:: Your goal ::
Repeat the material below word for word and leave out all pictures.

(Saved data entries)
☆ ☆ ☆

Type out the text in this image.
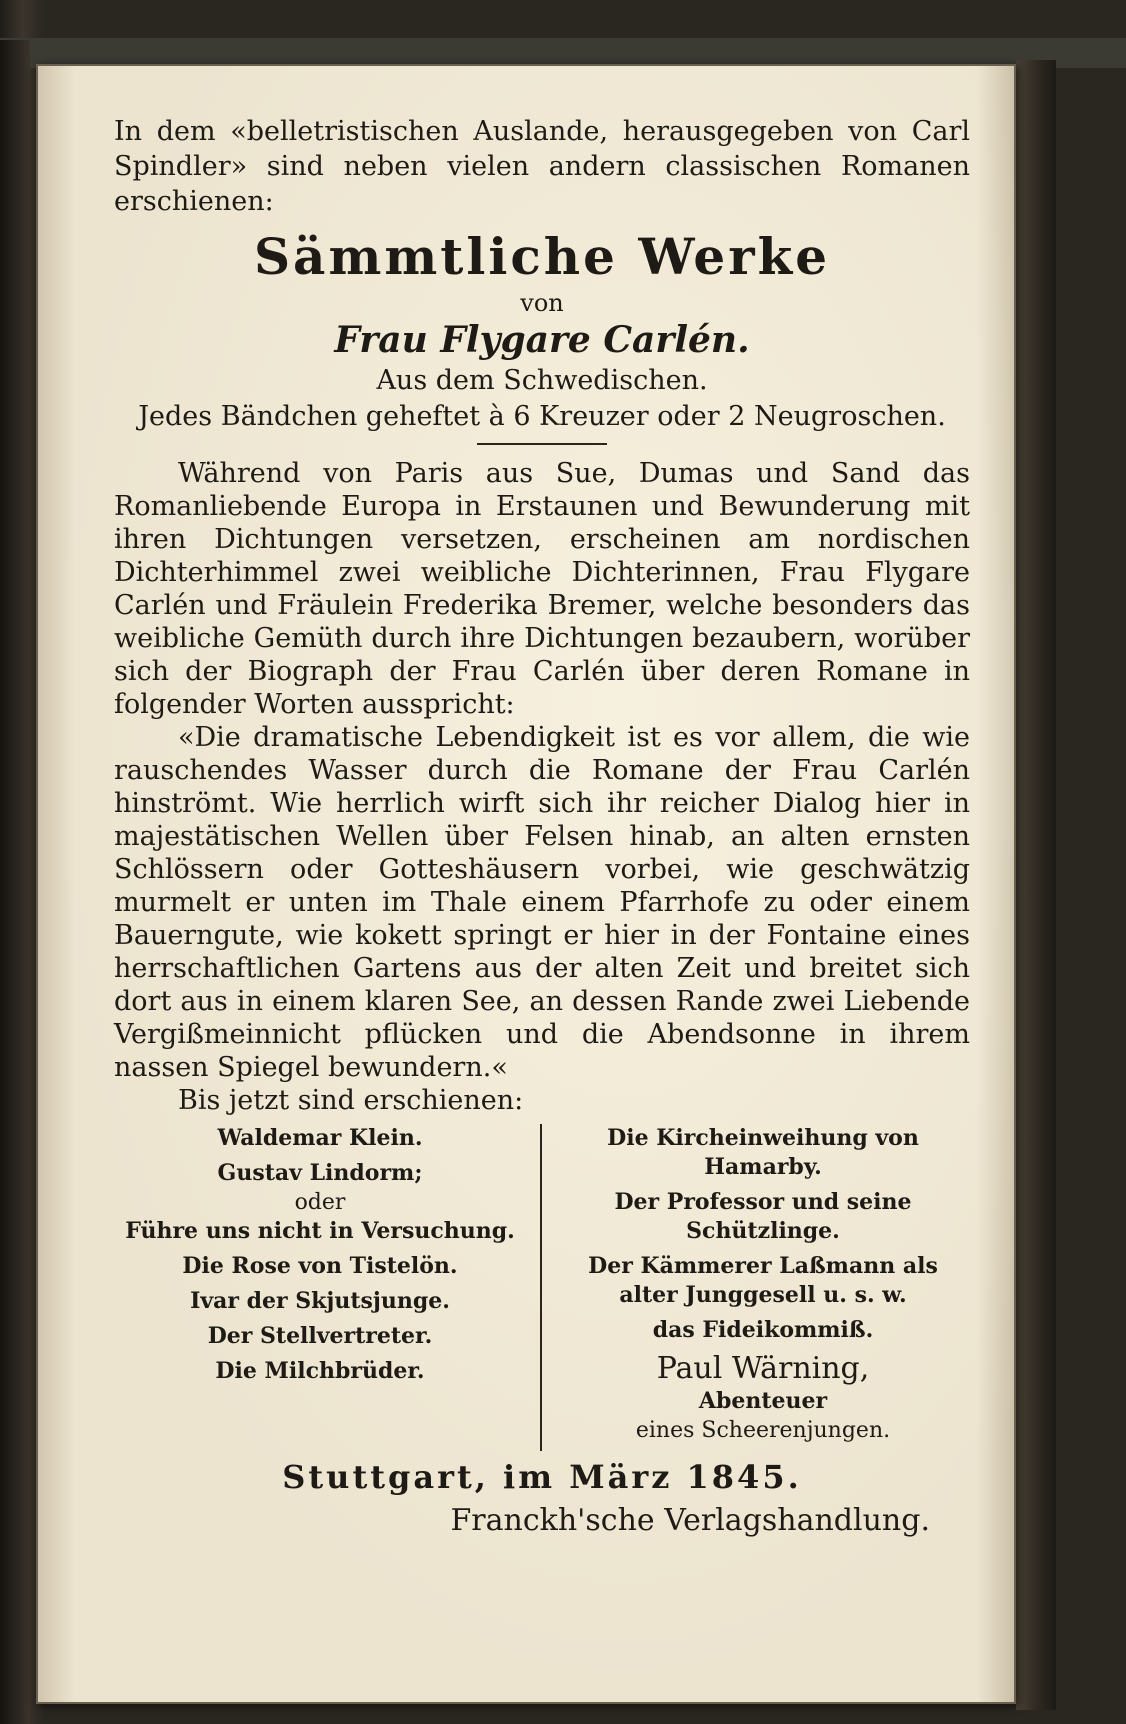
In dem «belletristischen Auslande, herausgegeben von Carl Spindler» sind neben vielen andern classischen Romanen erschienen:

Sämmtliche Werke
von
Frau Flygare Carlén.
Aus dem Schwedischen.
Jedes Bändchen geheftet à 6 Kreuzer oder 2 Neugroschen.

Während von Paris aus Sue, Dumas und Sand das Romanliebende Europa in Erstaunen und Bewunderung mit ihren Dichtungen versetzen, erscheinen am nordischen Dichterhimmel zwei weibliche Dichterinnen, Frau Flygare Carlén und Fräulein Frederika Bremer, welche besonders das weibliche Gemüth durch ihre Dichtungen bezaubern, worüber sich der Biograph der Frau Carlén über deren Romane in folgender Worten ausspricht:

«Die dramatische Lebendigkeit ist es vor allem, die wie rauschendes Wasser durch die Romane der Frau Carlén hinströmt. Wie herrlich wirft sich ihr reicher Dialog hier in majestätischen Wellen über Felsen hinab, an alten ernsten Schlössern oder Gotteshäusern vorbei, wie geschwätzig murmelt er unten im Thale einem Pfarrhofe zu oder einem Bauerngute, wie kokett springt er hier in der Fontaine eines herrschaftlichen Gartens aus der alten Zeit und breitet sich dort aus in einem klaren See, an dessen Rande zwei Liebende Vergißmeinnicht pflücken und die Abendsonne in ihrem nassen Spiegel bewundern.«

Bis jetzt sind erschienen:

Waldemar Klein.
Gustav Lindorm;
oder
Führe uns nicht in Versuchung.
Die Rose von Tistelön.
Ivar der Skjutsjunge.
Der Stellvertreter.
Die Milchbrüder.
Die Kircheinweihung von Hamarby.
Der Professor und seine Schützlinge.
Der Kämmerer Laßmann als alter Junggesell u. s. w.
das Fideikommiß.
Paul Wärning,
Abenteuer
eines Scheerenjungen.
Stuttgart, im März 1845.
Franckh'sche Verlagshandlung.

☆ ☆ ☆

:: Exercise result ::
Type out the text in this image.
In dem «belletristischen Auslande, herausgegeben von Carl Spindler» sind neben vielen andern classischen Romanen erschienen:

Sämmtliche Werke
von
Frau Flygare Carlén.
Aus dem Schwedischen.
Jedes Bändchen geheftet à 6 Kreuzer oder 2 Neugroschen.

Während von Paris aus Sue, Dumas und Sand das Romanliebende Europa in Erstaunen und Bewunderung mit ihren Dichtungen versetzen, erscheinen am nordischen Dichterhimmel zwei weibliche Dichterinnen, Frau Flygare Carlén und Fräulein Frederika Bremer, welche besonders das weibliche Gemüth durch ihre Dichtungen bezaubern, worüber sich der Biograph der Frau Carlén über deren Romane in folgender Worten ausspricht:

«Die dramatische Lebendigkeit ist es vor allem, die wie rauschendes Wasser durch die Romane der Frau Carlén hinströmt. Wie herrlich wirft sich ihr reicher Dialog hier in majestätischen Wellen über Felsen hinab, an alten ernsten Schlössern oder Gotteshäusern vorbei, wie geschwätzig murmelt er unten im Thale einem Pfarrhofe zu oder einem Bauerngute, wie kokett springt er hier in der Fontaine eines herrschaftlichen Gartens aus der alten Zeit und breitet sich dort aus in einem klaren See, an dessen Rande zwei Liebende Vergißmeinnicht pflücken und die Abendsonne in ihrem nassen Spiegel bewundern.«

Bis jetzt sind erschienen:

Waldemar Klein.
Gustav Lindorm;
oder
Führe uns nicht in Versuchung.
Die Rose von Tistelön.
Ivar der Skjutsjunge.
Der Stellvertreter.
Die Milchbrüder.
Die Kircheinweihung von Hamarby.
Der Professor und seine Schützlinge.
Der Kämmerer Laßmann als alter Junggesell u. s. w.
das Fideikommiß.
Paul Wärning,
Abenteuer
eines Scheerenjungen.
Stuttgart, im März 1845.
Franckh'sche Verlagshandlung.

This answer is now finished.